▶ [DATASET RECORDS]
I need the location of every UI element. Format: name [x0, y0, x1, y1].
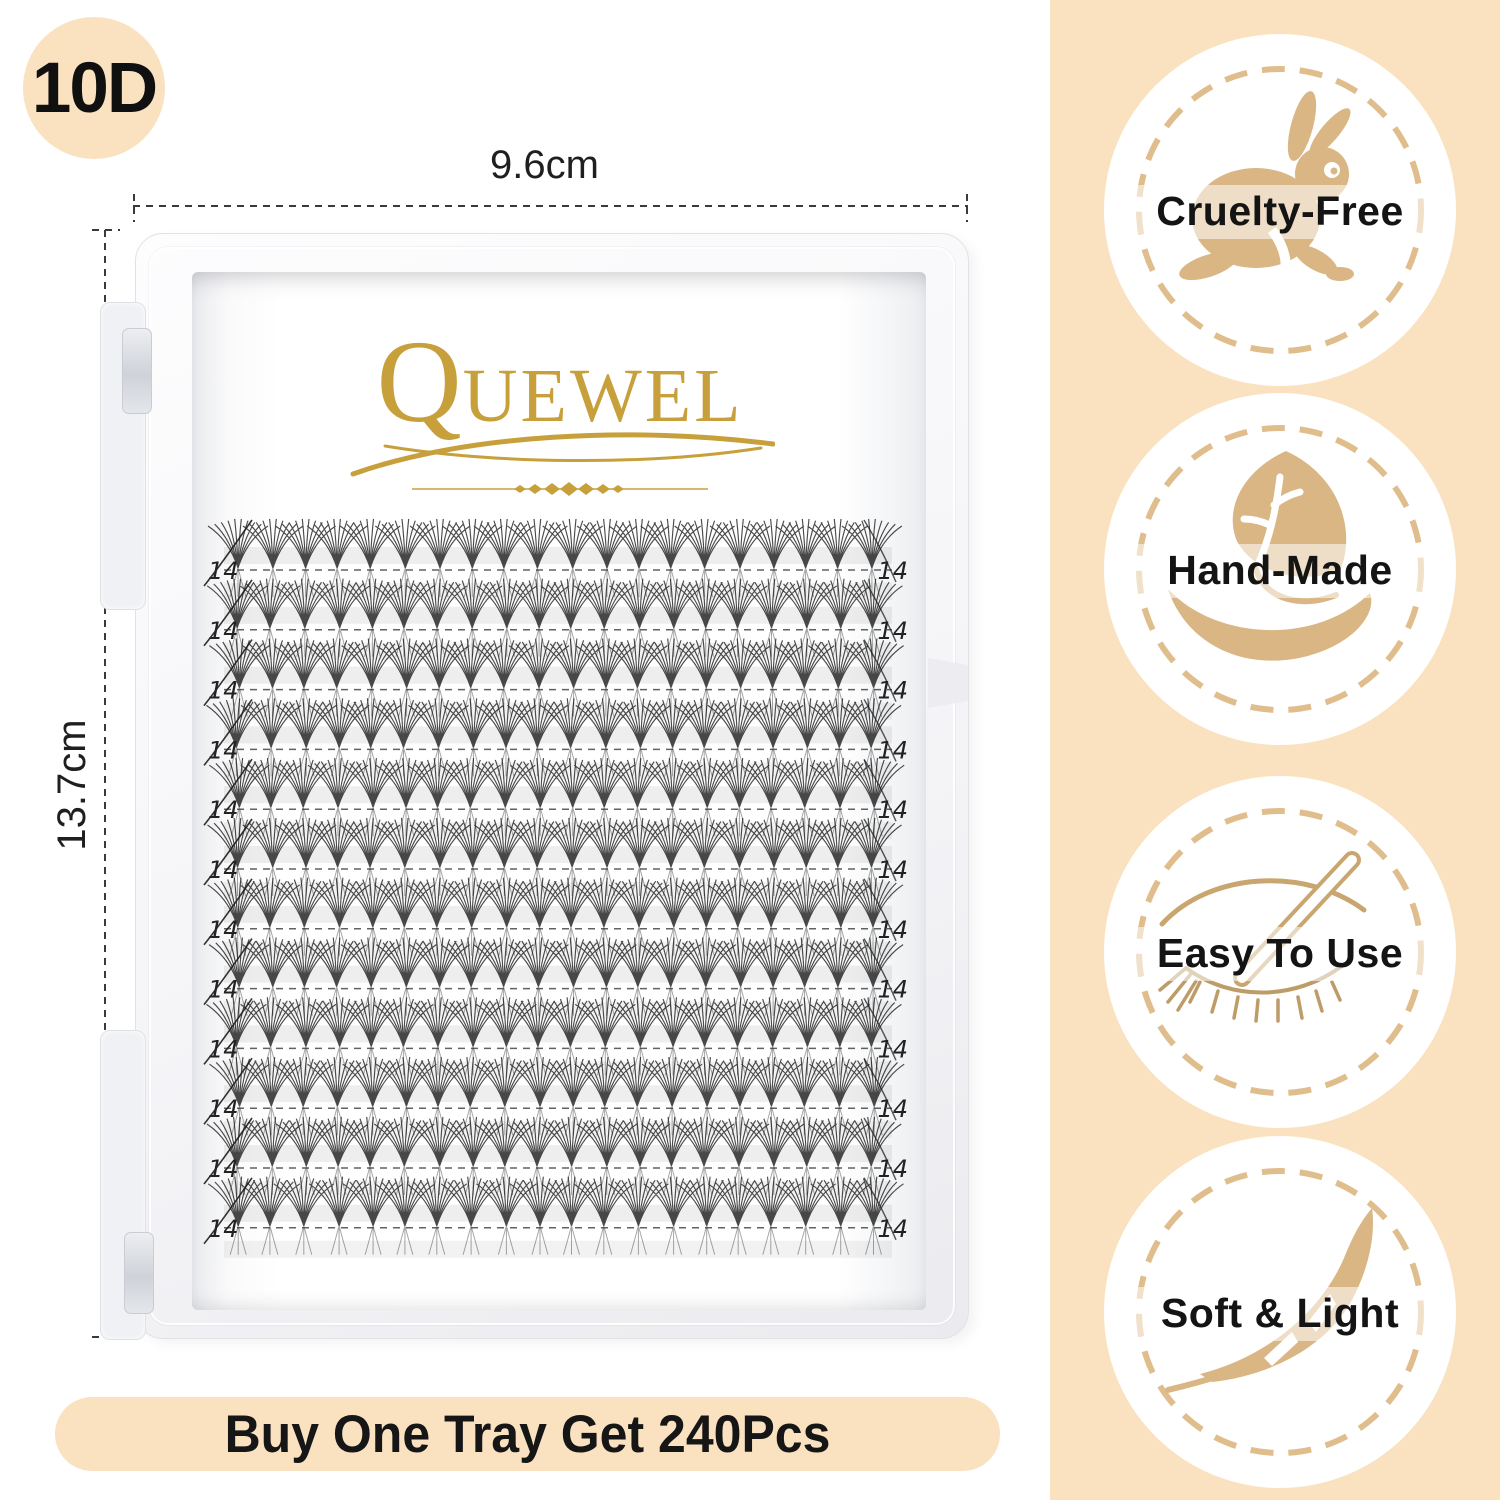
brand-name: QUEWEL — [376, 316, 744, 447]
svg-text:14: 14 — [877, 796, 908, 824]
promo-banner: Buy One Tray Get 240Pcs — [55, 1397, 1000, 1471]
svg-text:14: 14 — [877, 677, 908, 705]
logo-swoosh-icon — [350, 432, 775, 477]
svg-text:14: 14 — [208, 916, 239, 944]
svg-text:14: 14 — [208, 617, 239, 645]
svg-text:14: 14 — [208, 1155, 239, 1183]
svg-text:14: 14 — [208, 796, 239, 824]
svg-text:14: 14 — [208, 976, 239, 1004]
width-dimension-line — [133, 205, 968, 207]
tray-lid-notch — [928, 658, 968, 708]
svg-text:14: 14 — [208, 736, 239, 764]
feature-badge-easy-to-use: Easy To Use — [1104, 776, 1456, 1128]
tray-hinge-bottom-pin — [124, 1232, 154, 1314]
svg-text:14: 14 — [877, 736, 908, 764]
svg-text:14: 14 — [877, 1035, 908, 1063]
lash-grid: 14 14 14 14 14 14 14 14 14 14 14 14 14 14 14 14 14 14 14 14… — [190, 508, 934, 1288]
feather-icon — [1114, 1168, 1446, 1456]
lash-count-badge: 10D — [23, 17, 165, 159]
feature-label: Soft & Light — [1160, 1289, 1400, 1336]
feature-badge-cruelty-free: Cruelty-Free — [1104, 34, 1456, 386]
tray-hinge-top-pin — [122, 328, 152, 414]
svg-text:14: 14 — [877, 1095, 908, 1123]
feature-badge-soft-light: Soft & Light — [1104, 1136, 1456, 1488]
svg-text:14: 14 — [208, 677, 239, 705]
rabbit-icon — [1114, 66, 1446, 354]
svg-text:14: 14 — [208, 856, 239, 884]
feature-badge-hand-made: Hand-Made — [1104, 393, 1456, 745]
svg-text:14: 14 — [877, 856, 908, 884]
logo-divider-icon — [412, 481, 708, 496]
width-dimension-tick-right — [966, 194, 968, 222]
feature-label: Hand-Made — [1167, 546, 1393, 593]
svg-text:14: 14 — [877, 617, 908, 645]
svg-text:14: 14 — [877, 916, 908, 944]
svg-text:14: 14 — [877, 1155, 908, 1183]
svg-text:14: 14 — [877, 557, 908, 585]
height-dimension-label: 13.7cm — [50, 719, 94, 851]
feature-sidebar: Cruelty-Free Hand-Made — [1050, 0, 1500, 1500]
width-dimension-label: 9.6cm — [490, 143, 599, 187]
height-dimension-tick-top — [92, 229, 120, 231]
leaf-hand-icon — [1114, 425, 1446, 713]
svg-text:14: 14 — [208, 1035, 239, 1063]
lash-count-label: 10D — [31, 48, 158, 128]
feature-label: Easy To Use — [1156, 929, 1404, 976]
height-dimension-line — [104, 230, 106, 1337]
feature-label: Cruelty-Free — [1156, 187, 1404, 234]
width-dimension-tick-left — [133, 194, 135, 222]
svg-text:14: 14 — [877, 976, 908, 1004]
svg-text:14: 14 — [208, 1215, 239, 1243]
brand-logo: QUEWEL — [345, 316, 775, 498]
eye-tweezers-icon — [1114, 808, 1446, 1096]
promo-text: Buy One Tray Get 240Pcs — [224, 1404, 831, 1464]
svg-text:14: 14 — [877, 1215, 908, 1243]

▶ [SET EXERCISE] Print the lines of the records exactly, starting with the line that contains "brand-name: QUEWEL — [376, 316, 744, 447]" and going on through the line that contains "svg-text:14: 14 — [208, 916, 239, 944]", both included.

▶ [RESPONSE BELOW]
brand-name: QUEWEL — [376, 316, 744, 447]
svg-text:14: 14 — [877, 796, 908, 824]
promo-banner: Buy One Tray Get 240Pcs — [55, 1397, 1000, 1471]
svg-text:14: 14 — [877, 677, 908, 705]
logo-swoosh-icon — [350, 432, 775, 477]
svg-text:14: 14 — [208, 916, 239, 944]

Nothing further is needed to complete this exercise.